▸ **Data excerpts**

◆ ◆ ◆ ◆ ◆ ◆ ◆

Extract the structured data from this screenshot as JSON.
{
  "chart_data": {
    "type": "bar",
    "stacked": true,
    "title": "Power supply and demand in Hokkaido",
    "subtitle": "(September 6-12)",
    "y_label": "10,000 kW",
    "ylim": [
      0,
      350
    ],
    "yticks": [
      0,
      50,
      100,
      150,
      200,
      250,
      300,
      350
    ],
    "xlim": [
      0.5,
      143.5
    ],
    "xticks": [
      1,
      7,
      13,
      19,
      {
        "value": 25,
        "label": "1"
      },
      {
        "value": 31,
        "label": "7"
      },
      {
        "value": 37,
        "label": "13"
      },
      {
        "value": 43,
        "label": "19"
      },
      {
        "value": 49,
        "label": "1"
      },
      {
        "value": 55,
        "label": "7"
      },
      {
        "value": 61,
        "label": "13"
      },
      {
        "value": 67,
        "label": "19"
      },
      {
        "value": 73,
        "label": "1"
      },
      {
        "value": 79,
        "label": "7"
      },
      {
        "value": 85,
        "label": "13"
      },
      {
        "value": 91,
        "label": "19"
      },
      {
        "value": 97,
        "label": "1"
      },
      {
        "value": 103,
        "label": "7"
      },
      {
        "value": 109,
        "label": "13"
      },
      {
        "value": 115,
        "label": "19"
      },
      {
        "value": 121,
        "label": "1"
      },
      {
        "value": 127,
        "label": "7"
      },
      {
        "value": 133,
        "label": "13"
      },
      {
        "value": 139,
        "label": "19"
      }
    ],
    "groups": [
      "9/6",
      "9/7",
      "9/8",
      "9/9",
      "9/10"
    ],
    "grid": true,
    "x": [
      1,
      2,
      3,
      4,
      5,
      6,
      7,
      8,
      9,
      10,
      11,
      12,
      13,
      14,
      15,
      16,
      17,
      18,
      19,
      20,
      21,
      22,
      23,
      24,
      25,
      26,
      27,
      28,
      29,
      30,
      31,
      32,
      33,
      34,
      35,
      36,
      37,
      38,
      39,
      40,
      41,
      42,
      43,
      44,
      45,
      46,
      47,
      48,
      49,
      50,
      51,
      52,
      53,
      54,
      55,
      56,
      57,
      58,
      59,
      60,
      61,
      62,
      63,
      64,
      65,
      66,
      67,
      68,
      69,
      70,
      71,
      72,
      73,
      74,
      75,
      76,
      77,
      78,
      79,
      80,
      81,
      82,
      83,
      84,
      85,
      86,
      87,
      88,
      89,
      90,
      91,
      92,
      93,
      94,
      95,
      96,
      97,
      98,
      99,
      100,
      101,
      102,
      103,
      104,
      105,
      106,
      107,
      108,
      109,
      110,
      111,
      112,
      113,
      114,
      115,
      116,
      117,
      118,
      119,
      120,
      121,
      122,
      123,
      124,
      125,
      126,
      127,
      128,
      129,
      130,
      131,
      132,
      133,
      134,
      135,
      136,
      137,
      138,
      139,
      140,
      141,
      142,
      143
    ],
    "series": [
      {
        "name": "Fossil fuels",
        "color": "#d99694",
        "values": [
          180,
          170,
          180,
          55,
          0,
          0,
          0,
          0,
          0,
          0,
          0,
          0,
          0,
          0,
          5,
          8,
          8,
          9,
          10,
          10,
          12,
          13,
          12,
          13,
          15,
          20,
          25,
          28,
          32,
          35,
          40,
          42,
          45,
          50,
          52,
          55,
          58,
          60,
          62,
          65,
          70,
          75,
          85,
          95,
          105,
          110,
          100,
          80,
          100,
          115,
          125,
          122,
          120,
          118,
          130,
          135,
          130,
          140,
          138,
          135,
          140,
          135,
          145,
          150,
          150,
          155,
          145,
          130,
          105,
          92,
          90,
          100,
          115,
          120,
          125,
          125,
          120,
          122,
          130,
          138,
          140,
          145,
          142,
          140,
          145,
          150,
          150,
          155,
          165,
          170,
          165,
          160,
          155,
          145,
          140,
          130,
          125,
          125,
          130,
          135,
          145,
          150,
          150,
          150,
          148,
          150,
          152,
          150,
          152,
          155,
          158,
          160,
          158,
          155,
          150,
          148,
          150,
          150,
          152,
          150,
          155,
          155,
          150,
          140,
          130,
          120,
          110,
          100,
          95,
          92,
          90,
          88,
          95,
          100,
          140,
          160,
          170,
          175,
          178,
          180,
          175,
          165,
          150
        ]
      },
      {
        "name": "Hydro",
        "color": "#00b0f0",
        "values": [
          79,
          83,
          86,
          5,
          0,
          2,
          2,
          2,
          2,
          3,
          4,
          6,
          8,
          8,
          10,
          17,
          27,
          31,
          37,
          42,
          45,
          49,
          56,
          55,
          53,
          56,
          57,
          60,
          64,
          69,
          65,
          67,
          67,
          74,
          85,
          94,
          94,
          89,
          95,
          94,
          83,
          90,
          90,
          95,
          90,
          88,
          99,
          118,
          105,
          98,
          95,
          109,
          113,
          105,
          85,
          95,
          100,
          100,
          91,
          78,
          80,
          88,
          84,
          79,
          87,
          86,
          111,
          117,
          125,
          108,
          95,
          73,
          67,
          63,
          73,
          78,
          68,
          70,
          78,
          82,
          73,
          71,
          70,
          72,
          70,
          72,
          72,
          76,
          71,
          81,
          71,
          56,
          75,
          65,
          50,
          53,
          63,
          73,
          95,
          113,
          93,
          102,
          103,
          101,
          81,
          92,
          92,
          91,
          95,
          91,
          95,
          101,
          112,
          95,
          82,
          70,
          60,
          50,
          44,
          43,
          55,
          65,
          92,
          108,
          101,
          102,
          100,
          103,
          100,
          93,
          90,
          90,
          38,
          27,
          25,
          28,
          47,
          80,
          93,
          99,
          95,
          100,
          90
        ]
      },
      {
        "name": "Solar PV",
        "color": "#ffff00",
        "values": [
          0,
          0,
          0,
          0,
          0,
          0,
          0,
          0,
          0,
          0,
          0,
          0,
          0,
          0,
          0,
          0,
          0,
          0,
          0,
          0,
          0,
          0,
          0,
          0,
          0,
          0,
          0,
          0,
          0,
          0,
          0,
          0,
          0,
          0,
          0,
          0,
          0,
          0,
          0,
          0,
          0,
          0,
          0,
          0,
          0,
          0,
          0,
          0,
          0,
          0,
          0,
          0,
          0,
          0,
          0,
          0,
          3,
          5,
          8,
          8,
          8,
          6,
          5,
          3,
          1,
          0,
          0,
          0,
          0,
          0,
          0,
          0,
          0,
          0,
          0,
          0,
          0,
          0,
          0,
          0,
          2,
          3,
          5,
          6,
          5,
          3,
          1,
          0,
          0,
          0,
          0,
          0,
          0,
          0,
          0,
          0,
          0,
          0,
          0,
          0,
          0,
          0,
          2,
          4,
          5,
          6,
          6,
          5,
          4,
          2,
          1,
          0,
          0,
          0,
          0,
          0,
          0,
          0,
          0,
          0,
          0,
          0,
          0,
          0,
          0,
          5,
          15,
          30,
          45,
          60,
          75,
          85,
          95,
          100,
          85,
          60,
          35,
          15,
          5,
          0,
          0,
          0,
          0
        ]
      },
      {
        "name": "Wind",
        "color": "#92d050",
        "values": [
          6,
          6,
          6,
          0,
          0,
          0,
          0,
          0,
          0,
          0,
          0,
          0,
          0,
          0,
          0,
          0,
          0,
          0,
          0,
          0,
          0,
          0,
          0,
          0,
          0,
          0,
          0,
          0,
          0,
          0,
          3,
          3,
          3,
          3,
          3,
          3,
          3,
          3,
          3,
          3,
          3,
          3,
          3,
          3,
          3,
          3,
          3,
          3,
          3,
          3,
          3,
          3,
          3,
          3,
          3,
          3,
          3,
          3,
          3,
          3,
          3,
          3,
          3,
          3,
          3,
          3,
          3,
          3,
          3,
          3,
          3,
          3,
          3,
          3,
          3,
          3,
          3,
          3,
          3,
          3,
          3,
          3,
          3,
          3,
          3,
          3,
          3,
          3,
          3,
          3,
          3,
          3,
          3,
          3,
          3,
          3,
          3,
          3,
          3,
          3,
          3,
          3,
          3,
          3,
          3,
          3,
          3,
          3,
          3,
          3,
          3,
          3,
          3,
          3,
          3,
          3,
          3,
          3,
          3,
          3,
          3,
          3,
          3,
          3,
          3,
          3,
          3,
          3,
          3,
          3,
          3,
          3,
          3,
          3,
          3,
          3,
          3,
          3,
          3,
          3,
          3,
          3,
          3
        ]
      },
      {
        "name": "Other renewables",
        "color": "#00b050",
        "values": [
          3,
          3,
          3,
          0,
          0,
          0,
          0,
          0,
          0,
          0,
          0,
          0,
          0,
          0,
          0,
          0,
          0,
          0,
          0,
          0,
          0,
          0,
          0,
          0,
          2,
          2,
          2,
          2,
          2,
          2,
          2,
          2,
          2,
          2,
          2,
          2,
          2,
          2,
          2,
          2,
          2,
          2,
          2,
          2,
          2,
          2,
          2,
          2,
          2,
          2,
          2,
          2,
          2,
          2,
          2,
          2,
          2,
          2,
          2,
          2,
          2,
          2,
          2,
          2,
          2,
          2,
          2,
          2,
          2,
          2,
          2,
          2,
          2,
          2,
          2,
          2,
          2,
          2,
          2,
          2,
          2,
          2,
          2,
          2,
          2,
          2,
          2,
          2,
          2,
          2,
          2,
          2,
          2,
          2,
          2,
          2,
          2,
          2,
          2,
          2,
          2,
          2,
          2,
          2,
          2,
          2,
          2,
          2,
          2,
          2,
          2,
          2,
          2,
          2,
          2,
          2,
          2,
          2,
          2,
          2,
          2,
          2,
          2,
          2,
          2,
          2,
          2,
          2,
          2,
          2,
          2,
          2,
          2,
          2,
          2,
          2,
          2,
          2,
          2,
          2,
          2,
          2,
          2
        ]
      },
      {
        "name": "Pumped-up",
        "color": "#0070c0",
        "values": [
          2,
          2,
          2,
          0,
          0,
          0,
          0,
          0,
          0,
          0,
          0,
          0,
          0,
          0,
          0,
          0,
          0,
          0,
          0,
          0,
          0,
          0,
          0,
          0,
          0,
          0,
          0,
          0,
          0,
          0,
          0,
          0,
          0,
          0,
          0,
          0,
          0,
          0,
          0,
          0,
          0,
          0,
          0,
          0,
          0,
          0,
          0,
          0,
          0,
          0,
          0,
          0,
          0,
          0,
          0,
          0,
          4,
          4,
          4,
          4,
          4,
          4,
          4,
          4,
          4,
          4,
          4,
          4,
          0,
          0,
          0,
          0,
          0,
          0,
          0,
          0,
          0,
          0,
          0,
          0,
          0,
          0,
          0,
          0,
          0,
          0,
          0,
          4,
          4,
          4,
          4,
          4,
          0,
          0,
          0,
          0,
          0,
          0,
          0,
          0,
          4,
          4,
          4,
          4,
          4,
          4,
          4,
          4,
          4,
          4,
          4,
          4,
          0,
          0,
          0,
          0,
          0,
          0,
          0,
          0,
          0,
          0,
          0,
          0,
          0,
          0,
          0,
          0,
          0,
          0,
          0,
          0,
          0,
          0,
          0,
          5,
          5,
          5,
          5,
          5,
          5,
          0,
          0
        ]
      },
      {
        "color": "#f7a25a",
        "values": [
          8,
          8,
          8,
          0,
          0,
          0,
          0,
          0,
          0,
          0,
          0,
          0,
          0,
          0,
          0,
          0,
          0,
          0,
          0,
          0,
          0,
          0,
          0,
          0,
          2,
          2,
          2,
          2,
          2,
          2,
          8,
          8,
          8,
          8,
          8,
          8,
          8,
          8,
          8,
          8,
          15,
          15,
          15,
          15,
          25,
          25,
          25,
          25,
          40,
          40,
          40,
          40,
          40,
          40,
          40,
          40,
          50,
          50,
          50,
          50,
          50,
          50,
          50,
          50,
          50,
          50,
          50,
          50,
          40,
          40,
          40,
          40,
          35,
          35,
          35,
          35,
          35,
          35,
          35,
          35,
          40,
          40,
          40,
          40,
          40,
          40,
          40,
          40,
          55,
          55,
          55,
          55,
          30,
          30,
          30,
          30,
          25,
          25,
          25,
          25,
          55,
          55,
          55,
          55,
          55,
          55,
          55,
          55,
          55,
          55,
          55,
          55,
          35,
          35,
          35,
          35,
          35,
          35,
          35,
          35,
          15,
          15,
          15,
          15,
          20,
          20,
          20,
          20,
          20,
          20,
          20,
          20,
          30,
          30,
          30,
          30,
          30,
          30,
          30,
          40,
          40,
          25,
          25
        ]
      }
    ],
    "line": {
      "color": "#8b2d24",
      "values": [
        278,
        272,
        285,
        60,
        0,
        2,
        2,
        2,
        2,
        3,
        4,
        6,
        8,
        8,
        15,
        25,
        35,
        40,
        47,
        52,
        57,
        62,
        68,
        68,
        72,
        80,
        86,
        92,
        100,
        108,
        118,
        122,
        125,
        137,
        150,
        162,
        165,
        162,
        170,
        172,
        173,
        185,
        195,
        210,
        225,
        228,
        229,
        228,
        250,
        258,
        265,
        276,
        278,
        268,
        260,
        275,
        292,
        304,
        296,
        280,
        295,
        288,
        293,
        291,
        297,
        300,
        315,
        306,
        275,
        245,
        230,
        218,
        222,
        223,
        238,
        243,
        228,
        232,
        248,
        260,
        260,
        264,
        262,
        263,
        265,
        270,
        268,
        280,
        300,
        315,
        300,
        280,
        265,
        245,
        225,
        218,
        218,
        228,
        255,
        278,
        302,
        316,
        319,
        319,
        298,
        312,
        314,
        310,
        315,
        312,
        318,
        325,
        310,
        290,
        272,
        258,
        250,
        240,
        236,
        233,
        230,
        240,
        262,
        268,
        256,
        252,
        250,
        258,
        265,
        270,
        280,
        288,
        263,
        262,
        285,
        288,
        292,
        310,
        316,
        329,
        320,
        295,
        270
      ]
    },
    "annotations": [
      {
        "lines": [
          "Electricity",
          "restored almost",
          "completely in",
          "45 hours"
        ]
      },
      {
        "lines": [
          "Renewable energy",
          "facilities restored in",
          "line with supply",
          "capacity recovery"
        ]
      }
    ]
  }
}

◆ ◆ ◆ ◆ ◆ ◆ ◆

▸ **Request**
Return every line holding the word "color" from the records.

▸ **Finished task**
        "color": "#d99694",
        "color": "#00b0f0",
        "color": "#ffff00",
        "color": "#92d050",
        "color": "#00b050",
        "color": "#0070c0",
        "color": "#f7a25a",
      "color": "#8b2d24",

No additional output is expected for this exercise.